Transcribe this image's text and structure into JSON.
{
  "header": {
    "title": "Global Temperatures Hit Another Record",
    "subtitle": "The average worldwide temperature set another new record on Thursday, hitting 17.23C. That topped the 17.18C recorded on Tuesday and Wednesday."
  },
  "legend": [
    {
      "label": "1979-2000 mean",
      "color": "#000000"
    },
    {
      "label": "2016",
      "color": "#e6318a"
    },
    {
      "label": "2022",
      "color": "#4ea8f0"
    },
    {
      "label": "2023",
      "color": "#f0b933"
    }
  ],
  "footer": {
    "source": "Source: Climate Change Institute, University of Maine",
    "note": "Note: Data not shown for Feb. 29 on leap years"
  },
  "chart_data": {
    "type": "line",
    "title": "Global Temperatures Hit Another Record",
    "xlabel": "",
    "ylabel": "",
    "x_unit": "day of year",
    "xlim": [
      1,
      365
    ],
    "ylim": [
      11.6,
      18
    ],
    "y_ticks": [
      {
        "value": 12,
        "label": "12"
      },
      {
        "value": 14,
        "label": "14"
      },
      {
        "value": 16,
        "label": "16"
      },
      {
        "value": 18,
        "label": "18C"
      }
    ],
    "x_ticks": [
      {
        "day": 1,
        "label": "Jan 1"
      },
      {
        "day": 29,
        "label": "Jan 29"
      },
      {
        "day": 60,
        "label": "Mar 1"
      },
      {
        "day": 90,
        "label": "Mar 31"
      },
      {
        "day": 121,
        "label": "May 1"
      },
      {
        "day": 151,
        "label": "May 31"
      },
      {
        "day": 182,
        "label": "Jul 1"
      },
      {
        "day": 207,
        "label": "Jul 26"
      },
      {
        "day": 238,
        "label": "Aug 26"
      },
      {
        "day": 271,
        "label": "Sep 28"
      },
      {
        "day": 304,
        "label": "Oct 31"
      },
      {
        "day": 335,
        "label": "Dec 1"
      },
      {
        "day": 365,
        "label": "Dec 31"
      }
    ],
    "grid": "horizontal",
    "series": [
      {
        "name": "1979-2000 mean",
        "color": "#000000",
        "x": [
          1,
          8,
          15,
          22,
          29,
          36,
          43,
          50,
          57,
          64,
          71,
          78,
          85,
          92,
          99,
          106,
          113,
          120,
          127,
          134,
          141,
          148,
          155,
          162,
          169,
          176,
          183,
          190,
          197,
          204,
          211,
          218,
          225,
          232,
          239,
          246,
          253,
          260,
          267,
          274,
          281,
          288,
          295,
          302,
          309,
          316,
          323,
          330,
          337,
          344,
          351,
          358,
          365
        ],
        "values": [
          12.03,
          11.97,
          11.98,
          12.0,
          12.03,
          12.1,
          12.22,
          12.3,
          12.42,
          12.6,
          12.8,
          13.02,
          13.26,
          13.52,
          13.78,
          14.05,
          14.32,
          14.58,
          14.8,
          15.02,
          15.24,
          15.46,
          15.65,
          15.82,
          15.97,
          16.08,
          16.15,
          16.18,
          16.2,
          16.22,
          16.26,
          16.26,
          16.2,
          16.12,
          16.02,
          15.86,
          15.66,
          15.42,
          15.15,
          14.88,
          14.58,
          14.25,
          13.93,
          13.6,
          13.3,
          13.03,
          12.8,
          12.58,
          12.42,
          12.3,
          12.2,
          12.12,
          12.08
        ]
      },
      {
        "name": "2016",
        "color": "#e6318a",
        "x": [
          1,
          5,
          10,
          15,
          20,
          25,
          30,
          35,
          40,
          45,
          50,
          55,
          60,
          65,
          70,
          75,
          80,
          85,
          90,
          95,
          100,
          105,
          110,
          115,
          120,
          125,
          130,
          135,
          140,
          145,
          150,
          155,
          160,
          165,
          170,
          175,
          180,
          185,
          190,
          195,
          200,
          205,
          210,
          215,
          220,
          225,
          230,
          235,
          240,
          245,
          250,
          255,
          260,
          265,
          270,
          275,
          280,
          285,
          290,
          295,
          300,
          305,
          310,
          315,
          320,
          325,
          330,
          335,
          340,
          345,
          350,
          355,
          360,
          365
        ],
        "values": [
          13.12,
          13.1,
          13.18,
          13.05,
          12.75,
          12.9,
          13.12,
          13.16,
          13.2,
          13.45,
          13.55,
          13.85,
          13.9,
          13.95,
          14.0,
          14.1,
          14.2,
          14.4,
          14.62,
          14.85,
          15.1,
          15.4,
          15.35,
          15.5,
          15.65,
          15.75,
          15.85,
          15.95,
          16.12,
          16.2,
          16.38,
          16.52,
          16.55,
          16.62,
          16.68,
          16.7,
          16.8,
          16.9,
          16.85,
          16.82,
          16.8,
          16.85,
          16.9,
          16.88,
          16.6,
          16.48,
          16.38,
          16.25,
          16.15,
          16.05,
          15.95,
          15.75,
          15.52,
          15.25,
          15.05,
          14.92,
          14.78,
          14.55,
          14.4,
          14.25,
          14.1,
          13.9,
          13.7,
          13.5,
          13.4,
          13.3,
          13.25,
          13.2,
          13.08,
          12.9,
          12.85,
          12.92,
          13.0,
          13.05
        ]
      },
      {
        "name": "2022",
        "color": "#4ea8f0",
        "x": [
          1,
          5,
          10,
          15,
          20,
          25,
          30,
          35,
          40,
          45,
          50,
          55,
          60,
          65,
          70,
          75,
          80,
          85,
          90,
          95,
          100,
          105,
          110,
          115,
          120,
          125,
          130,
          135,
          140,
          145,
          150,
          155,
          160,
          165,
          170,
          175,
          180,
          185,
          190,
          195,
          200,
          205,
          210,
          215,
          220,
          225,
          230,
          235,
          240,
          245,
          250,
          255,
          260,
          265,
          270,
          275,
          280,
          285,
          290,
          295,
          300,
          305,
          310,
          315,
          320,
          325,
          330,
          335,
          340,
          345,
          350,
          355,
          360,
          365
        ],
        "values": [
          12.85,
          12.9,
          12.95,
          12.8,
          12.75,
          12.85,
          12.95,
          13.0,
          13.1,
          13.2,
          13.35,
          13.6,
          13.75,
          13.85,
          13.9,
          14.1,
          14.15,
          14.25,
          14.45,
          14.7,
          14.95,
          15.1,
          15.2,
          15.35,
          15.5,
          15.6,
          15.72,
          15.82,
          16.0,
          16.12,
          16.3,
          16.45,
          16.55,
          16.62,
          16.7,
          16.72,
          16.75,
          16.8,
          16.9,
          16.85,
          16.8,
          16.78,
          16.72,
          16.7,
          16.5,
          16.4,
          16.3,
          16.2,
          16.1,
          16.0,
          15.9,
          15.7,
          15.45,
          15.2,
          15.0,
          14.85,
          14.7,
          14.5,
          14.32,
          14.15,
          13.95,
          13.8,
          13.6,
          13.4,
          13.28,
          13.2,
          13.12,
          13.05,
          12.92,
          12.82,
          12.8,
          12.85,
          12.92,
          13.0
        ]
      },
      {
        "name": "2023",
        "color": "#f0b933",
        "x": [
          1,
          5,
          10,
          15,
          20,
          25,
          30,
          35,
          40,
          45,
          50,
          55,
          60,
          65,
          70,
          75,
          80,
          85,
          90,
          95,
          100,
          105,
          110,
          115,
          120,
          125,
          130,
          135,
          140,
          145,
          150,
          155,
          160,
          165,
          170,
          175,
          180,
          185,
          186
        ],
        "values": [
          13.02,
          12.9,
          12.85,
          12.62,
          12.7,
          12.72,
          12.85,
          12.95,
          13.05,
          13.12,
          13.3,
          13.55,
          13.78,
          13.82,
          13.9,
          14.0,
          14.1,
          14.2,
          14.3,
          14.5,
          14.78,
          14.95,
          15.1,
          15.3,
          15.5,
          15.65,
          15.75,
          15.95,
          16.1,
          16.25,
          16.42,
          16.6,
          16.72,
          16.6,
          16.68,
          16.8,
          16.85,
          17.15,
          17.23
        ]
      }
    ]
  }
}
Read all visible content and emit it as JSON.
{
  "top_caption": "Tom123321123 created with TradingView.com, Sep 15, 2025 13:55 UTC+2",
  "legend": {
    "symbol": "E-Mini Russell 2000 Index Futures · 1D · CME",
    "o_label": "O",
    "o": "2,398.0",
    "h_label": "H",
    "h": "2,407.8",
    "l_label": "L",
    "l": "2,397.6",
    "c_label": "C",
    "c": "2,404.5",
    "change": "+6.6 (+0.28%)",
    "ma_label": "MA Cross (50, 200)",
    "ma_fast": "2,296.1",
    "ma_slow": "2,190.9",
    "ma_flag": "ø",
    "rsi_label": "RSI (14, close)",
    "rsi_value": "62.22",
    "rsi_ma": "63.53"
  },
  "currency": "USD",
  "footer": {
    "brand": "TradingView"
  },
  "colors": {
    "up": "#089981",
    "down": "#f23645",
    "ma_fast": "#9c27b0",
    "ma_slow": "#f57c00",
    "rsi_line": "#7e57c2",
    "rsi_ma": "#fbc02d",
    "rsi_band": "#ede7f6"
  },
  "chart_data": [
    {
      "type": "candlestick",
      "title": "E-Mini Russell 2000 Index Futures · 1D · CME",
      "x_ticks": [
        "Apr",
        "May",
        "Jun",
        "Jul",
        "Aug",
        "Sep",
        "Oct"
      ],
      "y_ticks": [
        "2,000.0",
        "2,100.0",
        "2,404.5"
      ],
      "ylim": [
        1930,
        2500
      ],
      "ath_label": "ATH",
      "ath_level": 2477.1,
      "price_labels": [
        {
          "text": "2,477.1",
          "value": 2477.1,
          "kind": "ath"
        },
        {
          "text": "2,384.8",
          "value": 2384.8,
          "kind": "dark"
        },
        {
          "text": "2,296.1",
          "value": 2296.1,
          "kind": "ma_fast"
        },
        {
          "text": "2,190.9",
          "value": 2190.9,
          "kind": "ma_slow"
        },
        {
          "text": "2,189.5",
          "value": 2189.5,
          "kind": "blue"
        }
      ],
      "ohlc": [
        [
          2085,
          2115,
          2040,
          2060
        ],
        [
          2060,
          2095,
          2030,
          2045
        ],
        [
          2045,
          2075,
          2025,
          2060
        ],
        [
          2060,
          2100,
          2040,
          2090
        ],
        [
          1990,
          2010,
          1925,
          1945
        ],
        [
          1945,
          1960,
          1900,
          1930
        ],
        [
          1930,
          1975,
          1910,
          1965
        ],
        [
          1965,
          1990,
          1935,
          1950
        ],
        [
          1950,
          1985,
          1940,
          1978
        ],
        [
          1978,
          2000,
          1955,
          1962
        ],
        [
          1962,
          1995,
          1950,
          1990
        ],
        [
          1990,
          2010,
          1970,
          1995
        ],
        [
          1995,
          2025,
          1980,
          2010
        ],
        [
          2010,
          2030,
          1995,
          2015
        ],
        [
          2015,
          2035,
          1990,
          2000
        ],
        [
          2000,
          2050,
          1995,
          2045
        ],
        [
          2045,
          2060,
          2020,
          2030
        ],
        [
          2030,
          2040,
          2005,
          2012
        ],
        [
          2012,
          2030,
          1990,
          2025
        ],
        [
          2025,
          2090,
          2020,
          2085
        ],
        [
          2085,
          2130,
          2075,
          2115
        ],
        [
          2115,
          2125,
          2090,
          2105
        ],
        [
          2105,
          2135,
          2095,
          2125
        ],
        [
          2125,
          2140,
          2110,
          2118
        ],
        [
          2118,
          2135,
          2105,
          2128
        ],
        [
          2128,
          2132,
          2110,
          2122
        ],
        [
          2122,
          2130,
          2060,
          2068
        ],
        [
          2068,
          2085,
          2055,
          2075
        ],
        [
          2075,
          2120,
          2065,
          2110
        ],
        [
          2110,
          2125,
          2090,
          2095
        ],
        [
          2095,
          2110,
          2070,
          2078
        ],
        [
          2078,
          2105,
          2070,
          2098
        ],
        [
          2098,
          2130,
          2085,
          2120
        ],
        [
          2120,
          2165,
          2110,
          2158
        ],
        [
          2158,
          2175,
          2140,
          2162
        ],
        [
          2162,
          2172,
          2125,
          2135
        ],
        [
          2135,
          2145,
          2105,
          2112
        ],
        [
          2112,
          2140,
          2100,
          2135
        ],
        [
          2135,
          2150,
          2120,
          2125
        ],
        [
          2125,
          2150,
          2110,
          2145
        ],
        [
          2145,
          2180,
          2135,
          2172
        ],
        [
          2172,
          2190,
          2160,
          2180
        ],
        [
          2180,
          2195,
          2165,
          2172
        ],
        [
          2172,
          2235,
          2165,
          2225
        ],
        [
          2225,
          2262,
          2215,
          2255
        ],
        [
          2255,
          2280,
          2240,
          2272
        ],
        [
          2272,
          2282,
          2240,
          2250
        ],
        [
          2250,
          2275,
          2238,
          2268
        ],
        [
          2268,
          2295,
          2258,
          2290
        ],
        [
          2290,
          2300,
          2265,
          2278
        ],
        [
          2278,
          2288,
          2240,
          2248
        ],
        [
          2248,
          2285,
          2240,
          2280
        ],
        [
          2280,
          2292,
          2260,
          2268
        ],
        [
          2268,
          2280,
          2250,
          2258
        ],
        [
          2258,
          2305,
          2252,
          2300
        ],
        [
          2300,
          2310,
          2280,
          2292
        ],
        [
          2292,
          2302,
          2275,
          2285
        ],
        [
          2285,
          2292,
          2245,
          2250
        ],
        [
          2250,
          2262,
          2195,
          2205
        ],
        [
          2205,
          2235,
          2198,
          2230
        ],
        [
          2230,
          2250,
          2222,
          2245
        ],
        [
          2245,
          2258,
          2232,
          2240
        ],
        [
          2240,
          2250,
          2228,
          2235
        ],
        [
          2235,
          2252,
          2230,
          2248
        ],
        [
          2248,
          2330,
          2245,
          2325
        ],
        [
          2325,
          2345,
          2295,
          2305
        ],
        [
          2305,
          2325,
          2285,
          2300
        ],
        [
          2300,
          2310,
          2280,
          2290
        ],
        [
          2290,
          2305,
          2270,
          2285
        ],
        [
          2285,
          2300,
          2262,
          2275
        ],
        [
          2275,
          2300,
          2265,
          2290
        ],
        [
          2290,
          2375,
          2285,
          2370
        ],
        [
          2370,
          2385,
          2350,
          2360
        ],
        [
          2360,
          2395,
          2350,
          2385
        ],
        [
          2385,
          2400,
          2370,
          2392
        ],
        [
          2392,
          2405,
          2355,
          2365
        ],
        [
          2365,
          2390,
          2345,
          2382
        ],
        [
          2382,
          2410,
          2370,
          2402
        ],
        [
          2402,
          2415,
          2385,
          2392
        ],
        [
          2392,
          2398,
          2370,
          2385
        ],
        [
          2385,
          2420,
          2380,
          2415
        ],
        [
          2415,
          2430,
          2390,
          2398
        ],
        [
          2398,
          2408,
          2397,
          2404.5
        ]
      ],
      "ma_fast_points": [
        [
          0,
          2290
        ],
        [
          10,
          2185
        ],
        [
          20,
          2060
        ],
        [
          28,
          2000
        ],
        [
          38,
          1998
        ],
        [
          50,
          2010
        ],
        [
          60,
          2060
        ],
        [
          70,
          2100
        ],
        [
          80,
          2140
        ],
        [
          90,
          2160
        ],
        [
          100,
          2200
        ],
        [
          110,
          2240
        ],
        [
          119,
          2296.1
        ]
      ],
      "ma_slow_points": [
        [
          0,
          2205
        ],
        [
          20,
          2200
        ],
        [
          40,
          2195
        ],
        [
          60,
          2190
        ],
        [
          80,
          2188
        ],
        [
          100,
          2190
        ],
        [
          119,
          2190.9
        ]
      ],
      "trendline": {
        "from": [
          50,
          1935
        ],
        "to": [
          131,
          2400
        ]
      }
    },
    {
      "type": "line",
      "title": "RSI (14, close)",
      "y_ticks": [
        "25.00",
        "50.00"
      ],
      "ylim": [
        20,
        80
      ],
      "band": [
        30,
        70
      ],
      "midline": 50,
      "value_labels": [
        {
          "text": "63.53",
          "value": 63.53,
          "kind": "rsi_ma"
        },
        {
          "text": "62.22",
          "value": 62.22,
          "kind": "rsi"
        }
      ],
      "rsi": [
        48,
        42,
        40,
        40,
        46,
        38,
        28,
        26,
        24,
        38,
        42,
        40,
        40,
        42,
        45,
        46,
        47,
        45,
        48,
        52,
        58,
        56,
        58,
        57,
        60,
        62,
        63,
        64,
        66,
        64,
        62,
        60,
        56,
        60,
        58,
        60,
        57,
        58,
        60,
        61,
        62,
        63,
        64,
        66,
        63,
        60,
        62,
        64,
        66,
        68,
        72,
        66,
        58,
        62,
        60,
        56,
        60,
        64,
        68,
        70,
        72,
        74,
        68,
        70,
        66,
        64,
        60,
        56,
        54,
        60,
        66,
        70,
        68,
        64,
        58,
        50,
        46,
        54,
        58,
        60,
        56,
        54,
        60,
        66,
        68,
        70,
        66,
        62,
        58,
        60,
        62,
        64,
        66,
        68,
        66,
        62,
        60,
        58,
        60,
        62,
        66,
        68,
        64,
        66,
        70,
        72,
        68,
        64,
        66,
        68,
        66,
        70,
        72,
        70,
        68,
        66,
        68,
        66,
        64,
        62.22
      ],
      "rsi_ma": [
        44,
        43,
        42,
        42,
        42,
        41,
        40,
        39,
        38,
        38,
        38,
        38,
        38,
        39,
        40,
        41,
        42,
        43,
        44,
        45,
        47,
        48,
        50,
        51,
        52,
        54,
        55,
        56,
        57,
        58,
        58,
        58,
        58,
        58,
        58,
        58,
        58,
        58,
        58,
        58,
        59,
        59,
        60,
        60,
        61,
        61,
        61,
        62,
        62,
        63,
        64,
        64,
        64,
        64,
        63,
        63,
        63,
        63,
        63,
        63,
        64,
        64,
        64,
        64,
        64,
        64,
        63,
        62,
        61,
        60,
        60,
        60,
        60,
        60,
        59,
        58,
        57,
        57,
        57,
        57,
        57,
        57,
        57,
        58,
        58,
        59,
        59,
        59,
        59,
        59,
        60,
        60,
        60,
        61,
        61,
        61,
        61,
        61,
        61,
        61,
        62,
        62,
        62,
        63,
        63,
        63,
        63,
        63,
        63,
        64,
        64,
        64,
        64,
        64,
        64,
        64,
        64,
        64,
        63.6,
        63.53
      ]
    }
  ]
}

********

Work to be completed: Copy every line of the entries above in which "name" occurs.

Task result:
        "name": "1979-2000 mean",
        "name": "2016",
        "name": "2022",
        "name": "2023",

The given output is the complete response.